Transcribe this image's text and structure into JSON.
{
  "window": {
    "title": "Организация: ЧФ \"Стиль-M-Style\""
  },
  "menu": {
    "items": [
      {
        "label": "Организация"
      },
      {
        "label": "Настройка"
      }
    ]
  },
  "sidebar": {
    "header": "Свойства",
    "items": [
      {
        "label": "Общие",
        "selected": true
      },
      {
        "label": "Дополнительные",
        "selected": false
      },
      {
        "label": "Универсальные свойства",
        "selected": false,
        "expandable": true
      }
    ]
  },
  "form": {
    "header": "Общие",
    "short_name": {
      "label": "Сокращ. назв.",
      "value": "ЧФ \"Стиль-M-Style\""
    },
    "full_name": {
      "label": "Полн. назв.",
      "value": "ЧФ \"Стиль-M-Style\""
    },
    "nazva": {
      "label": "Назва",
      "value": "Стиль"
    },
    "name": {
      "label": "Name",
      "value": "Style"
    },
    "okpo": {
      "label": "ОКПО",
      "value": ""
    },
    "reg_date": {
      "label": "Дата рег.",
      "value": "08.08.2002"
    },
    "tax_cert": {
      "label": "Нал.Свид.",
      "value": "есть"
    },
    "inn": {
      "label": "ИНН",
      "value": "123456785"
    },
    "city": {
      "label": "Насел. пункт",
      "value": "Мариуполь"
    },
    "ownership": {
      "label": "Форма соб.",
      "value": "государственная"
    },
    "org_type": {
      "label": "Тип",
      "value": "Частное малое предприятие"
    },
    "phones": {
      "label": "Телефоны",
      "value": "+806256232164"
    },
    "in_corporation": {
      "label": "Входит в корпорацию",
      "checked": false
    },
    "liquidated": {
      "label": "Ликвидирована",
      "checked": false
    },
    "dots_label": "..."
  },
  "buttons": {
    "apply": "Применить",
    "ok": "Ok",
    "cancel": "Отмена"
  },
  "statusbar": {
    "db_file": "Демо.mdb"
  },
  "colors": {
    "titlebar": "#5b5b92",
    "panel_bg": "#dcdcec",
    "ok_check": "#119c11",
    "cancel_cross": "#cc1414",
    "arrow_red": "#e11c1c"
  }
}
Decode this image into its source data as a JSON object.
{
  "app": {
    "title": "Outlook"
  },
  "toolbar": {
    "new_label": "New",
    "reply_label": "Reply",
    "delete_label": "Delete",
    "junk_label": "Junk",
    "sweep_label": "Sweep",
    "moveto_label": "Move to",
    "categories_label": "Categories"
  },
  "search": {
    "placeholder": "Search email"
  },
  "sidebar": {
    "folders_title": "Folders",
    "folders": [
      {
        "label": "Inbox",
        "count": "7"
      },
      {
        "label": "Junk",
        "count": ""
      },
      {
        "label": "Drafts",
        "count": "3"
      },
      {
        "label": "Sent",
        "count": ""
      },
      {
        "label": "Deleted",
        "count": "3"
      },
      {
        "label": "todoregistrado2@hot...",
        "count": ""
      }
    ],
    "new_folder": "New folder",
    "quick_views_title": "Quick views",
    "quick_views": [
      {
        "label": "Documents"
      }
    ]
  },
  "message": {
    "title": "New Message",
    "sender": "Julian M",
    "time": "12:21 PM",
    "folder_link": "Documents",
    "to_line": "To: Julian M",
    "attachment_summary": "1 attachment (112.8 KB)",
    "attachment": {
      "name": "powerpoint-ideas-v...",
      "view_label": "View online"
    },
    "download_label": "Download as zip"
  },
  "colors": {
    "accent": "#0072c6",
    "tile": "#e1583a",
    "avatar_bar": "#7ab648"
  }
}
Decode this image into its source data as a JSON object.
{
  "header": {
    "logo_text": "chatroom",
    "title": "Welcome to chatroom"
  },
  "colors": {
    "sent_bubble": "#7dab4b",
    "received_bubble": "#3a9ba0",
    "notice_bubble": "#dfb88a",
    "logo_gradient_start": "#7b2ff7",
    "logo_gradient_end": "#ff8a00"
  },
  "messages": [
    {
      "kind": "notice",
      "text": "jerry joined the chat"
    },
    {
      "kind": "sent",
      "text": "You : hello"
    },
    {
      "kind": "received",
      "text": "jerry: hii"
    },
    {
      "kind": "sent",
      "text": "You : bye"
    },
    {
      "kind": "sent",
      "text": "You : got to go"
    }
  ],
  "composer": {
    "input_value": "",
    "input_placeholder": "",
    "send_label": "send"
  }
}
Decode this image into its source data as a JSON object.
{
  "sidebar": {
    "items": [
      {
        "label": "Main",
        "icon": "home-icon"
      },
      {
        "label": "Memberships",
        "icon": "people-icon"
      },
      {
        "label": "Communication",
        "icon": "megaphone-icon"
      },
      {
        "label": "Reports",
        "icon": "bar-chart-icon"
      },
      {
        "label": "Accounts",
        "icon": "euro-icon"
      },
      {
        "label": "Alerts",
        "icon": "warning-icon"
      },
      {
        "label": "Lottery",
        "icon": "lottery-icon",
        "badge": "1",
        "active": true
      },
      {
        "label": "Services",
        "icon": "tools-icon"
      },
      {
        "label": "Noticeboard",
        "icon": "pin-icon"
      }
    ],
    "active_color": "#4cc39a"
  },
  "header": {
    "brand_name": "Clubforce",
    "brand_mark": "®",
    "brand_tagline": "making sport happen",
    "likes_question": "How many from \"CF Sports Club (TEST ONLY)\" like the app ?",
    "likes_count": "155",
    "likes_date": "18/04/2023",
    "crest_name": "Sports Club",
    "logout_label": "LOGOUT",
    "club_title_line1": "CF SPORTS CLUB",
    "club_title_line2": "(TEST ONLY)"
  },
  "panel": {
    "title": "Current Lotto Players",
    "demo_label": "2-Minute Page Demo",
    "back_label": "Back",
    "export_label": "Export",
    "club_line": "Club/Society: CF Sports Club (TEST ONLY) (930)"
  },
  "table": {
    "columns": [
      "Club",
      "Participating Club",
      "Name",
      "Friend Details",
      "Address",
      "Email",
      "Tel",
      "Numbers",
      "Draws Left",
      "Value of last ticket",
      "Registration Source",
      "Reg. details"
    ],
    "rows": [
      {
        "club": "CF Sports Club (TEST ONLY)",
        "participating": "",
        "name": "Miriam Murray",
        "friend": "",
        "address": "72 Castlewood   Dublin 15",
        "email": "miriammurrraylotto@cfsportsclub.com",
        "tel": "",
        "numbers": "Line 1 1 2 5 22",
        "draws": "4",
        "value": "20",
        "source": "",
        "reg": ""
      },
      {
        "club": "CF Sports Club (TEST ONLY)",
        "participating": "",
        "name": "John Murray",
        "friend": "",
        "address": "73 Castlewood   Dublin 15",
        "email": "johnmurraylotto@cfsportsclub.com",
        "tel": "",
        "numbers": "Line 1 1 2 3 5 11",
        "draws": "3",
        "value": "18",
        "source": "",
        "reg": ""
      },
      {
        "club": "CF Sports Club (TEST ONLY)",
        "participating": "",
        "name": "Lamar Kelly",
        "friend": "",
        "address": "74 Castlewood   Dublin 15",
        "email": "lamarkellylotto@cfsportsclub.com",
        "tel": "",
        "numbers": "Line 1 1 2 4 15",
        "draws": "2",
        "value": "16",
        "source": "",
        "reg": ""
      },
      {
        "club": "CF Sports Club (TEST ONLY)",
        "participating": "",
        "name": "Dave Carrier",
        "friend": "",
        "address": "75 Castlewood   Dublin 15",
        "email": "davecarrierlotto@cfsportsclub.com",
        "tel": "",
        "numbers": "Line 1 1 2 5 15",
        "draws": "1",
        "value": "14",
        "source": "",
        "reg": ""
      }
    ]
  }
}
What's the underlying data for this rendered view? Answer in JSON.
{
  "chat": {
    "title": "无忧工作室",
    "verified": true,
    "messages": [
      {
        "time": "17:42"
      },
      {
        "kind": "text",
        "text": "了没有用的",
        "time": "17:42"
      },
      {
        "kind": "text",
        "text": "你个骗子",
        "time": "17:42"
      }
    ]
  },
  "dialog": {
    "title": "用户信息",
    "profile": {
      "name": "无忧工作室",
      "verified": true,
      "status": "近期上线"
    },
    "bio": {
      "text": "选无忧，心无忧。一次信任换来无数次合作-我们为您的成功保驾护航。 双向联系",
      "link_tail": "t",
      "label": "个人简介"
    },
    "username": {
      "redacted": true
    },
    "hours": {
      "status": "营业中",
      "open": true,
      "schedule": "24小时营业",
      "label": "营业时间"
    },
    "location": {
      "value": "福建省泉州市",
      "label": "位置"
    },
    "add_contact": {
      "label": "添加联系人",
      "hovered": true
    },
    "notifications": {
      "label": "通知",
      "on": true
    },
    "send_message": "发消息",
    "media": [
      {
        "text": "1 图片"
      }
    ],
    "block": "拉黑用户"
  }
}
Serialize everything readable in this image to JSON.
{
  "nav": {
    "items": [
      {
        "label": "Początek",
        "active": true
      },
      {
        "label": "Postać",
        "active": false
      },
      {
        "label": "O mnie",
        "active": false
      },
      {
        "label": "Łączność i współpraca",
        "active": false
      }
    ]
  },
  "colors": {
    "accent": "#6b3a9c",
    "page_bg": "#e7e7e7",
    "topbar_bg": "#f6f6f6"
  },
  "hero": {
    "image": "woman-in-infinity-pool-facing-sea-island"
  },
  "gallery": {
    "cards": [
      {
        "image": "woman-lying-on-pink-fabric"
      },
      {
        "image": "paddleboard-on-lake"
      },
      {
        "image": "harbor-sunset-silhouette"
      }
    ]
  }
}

·····

The answer is a single number, the count of lines in the records that contain the string "image".

• _REPLY_
9